## [Raw records]
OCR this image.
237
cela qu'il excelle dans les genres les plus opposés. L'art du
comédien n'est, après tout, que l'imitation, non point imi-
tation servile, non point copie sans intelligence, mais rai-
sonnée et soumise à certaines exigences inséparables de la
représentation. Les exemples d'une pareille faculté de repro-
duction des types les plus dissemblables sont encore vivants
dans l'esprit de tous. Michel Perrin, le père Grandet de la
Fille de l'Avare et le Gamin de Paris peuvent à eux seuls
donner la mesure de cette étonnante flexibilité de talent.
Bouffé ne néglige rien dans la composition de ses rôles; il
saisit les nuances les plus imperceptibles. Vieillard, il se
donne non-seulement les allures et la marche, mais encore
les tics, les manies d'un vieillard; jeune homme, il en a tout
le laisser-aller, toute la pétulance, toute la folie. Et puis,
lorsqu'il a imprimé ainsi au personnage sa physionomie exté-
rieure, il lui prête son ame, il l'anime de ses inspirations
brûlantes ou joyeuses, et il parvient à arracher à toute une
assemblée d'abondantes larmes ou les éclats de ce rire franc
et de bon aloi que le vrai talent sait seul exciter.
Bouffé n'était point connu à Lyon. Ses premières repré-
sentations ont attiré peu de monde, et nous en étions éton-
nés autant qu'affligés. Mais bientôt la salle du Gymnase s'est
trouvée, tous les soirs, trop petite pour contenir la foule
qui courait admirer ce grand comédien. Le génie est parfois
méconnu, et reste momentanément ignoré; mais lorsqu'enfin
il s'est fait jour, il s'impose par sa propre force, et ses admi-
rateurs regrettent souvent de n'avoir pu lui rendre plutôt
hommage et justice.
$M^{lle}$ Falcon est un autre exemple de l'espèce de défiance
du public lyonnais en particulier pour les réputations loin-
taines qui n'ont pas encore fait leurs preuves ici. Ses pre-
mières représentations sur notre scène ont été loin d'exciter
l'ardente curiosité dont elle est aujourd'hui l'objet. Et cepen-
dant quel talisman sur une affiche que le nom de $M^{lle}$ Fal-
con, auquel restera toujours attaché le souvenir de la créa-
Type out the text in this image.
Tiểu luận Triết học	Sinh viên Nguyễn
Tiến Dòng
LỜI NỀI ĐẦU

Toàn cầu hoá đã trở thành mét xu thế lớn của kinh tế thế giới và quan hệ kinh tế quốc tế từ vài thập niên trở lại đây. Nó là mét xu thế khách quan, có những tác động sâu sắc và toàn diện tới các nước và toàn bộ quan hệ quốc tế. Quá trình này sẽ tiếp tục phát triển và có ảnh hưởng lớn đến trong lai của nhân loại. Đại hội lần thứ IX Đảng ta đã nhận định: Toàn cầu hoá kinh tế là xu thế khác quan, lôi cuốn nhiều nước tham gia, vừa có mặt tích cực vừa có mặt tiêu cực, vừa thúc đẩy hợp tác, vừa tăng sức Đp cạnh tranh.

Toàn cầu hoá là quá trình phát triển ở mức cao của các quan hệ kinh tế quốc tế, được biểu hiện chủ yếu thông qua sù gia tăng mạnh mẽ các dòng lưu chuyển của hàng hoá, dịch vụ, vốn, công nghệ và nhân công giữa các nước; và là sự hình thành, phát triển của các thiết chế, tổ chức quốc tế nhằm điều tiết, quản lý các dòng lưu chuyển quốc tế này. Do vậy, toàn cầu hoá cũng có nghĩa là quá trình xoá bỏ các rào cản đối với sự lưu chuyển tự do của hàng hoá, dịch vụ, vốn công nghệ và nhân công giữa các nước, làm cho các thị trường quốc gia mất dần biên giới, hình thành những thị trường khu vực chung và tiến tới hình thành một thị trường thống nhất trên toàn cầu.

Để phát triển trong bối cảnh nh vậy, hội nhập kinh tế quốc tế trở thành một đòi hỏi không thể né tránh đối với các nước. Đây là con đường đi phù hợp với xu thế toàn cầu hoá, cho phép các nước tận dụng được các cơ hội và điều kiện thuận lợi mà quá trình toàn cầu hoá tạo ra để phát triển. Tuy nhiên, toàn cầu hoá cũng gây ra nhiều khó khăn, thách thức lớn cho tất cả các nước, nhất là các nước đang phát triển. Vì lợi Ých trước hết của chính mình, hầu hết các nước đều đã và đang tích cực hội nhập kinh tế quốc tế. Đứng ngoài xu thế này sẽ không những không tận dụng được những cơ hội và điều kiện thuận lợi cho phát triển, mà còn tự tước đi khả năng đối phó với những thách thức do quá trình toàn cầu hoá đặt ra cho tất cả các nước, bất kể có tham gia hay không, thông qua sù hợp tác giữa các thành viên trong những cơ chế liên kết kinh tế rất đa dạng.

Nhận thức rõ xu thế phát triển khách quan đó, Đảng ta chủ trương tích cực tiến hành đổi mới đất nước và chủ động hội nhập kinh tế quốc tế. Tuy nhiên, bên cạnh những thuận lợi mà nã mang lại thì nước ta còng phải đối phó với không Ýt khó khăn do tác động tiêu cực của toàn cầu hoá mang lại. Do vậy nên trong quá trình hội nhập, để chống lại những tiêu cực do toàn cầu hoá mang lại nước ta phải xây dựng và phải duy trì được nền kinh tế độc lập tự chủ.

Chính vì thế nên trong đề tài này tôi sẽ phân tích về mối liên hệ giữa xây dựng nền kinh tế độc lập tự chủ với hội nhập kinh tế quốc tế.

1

## [Exercise requirements]
Transcribe the full listing above without leaving anything out.

## [The answer]
OCR this image.
237
cela qu'il excelle dans les genres les plus opposés. L'art du
comédien n'est, après tout, que l'imitation, non point imi-
tation servile, non point copie sans intelligence, mais rai-
sonnée et soumise à certaines exigences inséparables de la
représentation. Les exemples d'une pareille faculté de repro-
duction des types les plus dissemblables sont encore vivants
dans l'esprit de tous. Michel Perrin, le père Grandet de la
Fille de l'Avare et le Gamin de Paris peuvent à eux seuls
donner la mesure de cette étonnante flexibilité de talent.
Bouffé ne néglige rien dans la composition de ses rôles; il
saisit les nuances les plus imperceptibles. Vieillard, il se
donne non-seulement les allures et la marche, mais encore
les tics, les manies d'un vieillard; jeune homme, il en a tout
le laisser-aller, toute la pétulance, toute la folie. Et puis,
lorsqu'il a imprimé ainsi au personnage sa physionomie exté-
rieure, il lui prête son ame, il l'anime de ses inspirations
brûlantes ou joyeuses, et il parvient à arracher à toute une
assemblée d'abondantes larmes ou les éclats de ce rire franc
et de bon aloi que le vrai talent sait seul exciter.
Bouffé n'était point connu à Lyon. Ses premières repré-
sentations ont attiré peu de monde, et nous en étions éton-
nés autant qu'affligés. Mais bientôt la salle du Gymnase s'est
trouvée, tous les soirs, trop petite pour contenir la foule
qui courait admirer ce grand comédien. Le génie est parfois
méconnu, et reste momentanément ignoré; mais lorsqu'enfin
il s'est fait jour, il s'impose par sa propre force, et ses admi-
rateurs regrettent souvent de n'avoir pu lui rendre plutôt
hommage et justice.
$M^{lle}$ Falcon est un autre exemple de l'espèce de défiance
du public lyonnais en particulier pour les réputations loin-
taines qui n'ont pas encore fait leurs preuves ici. Ses pre-
mières représentations sur notre scène ont été loin d'exciter
l'ardente curiosité dont elle est aujourd'hui l'objet. Et cepen-
dant quel talisman sur une affiche que le nom de $M^{lle}$ Fal-
con, auquel restera toujours attaché le souvenir de la créa-
Type out the text in this image.
Tiểu luận Triết học	Sinh viên Nguyễn
Tiến Dòng
LỜI NỀI ĐẦU

Toàn cầu hoá đã trở thành mét xu thế lớn của kinh tế thế giới và quan hệ kinh tế quốc tế từ vài thập niên trở lại đây. Nó là mét xu thế khách quan, có những tác động sâu sắc và toàn diện tới các nước và toàn bộ quan hệ quốc tế. Quá trình này sẽ tiếp tục phát triển và có ảnh hưởng lớn đến trong lai của nhân loại. Đại hội lần thứ IX Đảng ta đã nhận định: Toàn cầu hoá kinh tế là xu thế khác quan, lôi cuốn nhiều nước tham gia, vừa có mặt tích cực vừa có mặt tiêu cực, vừa thúc đẩy hợp tác, vừa tăng sức Đp cạnh tranh.

Toàn cầu hoá là quá trình phát triển ở mức cao của các quan hệ kinh tế quốc tế, được biểu hiện chủ yếu thông qua sù gia tăng mạnh mẽ các dòng lưu chuyển của hàng hoá, dịch vụ, vốn, công nghệ và nhân công giữa các nước; và là sự hình thành, phát triển của các thiết chế, tổ chức quốc tế nhằm điều tiết, quản lý các dòng lưu chuyển quốc tế này. Do vậy, toàn cầu hoá cũng có nghĩa là quá trình xoá bỏ các rào cản đối với sự lưu chuyển tự do của hàng hoá, dịch vụ, vốn công nghệ và nhân công giữa các nước, làm cho các thị trường quốc gia mất dần biên giới, hình thành những thị trường khu vực chung và tiến tới hình thành một thị trường thống nhất trên toàn cầu.

Để phát triển trong bối cảnh nh vậy, hội nhập kinh tế quốc tế trở thành một đòi hỏi không thể né tránh đối với các nước. Đây là con đường đi phù hợp với xu thế toàn cầu hoá, cho phép các nước tận dụng được các cơ hội và điều kiện thuận lợi mà quá trình toàn cầu hoá tạo ra để phát triển. Tuy nhiên, toàn cầu hoá cũng gây ra nhiều khó khăn, thách thức lớn cho tất cả các nước, nhất là các nước đang phát triển. Vì lợi Ých trước hết của chính mình, hầu hết các nước đều đã và đang tích cực hội nhập kinh tế quốc tế. Đứng ngoài xu thế này sẽ không những không tận dụng được những cơ hội và điều kiện thuận lợi cho phát triển, mà còn tự tước đi khả năng đối phó với những thách thức do quá trình toàn cầu hoá đặt ra cho tất cả các nước, bất kể có tham gia hay không, thông qua sù hợp tác giữa các thành viên trong những cơ chế liên kết kinh tế rất đa dạng.

Nhận thức rõ xu thế phát triển khách quan đó, Đảng ta chủ trương tích cực tiến hành đổi mới đất nước và chủ động hội nhập kinh tế quốc tế. Tuy nhiên, bên cạnh những thuận lợi mà nã mang lại thì nước ta còng phải đối phó với không Ýt khó khăn do tác động tiêu cực của toàn cầu hoá mang lại. Do vậy nên trong quá trình hội nhập, để chống lại những tiêu cực do toàn cầu hoá mang lại nước ta phải xây dựng và phải duy trì được nền kinh tế độc lập tự chủ.

Chính vì thế nên trong đề tài này tôi sẽ phân tích về mối liên hệ giữa xây dựng nền kinh tế độc lập tự chủ với hội nhập kinh tế quốc tế.

1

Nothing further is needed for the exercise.